Start of Source records

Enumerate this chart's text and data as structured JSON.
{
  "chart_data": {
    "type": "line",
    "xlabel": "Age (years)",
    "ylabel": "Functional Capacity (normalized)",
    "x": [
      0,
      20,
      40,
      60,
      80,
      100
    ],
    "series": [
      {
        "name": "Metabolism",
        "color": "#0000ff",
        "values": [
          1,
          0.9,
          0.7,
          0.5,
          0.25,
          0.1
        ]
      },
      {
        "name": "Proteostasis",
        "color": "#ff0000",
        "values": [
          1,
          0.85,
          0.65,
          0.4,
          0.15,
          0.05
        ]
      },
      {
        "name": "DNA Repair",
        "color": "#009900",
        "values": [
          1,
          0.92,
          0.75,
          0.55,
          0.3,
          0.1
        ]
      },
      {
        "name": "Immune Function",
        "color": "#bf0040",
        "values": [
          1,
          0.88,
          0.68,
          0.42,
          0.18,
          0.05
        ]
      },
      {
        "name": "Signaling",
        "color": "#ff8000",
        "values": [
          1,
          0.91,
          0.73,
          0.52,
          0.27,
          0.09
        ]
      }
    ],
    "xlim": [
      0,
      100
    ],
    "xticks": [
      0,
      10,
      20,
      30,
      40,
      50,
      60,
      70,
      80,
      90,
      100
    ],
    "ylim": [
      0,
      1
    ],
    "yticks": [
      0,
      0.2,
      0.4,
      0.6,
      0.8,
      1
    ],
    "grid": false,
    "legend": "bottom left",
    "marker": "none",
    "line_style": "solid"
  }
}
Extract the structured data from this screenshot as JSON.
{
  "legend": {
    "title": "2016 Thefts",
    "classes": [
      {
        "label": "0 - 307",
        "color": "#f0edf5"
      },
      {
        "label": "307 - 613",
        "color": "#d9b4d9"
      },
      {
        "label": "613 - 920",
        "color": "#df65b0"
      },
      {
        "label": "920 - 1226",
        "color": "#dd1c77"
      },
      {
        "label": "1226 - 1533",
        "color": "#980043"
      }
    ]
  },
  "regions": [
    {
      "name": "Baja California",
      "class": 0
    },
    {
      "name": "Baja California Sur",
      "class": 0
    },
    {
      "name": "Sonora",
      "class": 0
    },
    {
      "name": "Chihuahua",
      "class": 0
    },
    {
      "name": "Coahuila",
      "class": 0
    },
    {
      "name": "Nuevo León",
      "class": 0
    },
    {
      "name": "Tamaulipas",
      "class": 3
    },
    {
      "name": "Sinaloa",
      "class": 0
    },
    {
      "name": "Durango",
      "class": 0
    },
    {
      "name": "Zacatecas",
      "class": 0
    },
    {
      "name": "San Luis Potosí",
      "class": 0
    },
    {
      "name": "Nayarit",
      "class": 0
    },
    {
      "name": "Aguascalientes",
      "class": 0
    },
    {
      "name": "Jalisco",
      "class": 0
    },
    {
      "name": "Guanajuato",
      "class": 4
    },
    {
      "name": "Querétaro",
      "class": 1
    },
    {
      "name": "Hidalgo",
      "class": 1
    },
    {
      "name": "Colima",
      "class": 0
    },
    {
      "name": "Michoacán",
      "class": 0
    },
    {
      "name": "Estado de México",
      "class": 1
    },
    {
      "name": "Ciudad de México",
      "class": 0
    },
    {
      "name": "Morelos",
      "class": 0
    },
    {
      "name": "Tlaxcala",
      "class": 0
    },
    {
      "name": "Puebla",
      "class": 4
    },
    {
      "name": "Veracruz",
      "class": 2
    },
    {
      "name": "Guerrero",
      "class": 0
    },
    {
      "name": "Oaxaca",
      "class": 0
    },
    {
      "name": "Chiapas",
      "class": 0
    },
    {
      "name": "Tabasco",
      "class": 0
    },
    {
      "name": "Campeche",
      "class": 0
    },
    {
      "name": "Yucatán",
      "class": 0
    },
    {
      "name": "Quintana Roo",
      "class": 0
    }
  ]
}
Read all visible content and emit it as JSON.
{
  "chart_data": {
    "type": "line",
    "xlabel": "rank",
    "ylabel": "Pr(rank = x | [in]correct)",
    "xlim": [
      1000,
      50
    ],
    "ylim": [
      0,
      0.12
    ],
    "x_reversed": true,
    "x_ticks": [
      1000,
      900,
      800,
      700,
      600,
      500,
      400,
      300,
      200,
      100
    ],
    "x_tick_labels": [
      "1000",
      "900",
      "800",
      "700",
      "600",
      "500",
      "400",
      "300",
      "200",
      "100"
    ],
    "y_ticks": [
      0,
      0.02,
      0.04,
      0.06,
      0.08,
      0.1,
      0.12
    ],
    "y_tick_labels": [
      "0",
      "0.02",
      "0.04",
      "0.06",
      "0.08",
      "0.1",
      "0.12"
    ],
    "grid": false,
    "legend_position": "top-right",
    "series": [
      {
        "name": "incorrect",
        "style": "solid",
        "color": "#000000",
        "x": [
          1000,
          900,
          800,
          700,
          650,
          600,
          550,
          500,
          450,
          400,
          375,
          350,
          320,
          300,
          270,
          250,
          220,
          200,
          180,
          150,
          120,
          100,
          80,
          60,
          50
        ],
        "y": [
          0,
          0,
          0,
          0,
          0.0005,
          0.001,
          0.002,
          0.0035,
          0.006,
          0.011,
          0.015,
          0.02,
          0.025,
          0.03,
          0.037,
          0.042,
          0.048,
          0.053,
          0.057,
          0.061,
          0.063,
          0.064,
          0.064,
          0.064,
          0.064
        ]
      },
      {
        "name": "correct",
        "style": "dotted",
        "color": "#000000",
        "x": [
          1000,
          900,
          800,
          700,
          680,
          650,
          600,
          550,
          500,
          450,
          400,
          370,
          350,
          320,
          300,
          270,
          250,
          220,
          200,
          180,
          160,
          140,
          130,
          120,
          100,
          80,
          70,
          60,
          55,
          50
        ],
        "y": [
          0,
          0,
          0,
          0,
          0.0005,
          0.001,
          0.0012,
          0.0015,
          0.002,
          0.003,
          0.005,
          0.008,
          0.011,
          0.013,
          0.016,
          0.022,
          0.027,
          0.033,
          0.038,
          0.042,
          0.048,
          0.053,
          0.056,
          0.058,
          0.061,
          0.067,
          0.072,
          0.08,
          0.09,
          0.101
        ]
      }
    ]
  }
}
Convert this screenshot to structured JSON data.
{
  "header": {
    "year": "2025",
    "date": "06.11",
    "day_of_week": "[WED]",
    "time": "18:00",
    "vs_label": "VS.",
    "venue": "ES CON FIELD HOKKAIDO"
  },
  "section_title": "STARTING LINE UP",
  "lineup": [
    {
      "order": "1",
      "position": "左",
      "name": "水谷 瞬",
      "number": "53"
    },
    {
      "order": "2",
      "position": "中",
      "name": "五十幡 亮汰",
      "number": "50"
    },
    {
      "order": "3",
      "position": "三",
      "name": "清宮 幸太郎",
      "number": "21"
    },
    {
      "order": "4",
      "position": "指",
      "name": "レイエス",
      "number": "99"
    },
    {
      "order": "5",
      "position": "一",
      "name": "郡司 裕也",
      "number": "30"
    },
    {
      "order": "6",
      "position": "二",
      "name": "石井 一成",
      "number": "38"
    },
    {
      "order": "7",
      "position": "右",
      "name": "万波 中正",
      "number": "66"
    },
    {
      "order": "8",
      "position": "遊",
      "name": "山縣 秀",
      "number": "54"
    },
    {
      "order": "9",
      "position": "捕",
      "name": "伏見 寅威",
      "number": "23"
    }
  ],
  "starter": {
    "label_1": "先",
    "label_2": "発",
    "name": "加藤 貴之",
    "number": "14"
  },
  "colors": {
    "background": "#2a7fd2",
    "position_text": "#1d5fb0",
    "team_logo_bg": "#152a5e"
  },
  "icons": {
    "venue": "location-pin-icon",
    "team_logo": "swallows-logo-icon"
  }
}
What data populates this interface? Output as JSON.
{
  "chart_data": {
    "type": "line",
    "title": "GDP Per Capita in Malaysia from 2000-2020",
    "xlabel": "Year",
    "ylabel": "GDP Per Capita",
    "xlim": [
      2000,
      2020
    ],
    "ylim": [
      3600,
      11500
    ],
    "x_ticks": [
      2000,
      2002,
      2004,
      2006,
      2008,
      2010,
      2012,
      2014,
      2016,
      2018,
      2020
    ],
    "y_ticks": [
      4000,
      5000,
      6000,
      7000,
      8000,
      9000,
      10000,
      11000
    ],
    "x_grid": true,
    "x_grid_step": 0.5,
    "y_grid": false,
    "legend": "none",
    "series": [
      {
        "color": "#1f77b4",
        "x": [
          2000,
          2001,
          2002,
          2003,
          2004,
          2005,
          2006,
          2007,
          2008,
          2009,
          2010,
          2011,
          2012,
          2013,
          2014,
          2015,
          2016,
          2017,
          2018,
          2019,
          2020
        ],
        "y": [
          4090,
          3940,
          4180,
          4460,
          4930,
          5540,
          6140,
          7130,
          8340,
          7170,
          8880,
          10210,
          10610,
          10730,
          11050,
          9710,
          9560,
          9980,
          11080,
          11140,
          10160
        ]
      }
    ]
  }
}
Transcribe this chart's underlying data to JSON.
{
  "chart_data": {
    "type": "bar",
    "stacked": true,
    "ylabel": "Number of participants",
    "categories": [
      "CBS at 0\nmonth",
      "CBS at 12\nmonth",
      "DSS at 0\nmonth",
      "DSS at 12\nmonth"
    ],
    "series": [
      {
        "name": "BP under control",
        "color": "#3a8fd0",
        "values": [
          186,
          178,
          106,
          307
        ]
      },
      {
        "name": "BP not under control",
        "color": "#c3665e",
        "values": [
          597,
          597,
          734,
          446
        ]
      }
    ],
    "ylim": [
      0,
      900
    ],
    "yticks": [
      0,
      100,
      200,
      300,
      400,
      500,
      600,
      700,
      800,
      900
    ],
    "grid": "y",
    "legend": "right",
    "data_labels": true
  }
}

End of Source records

▶ _Written instruction_
How many lines in the records above contain the word "rank"? Reply with the number and nothing more.

▶ _Written response_
2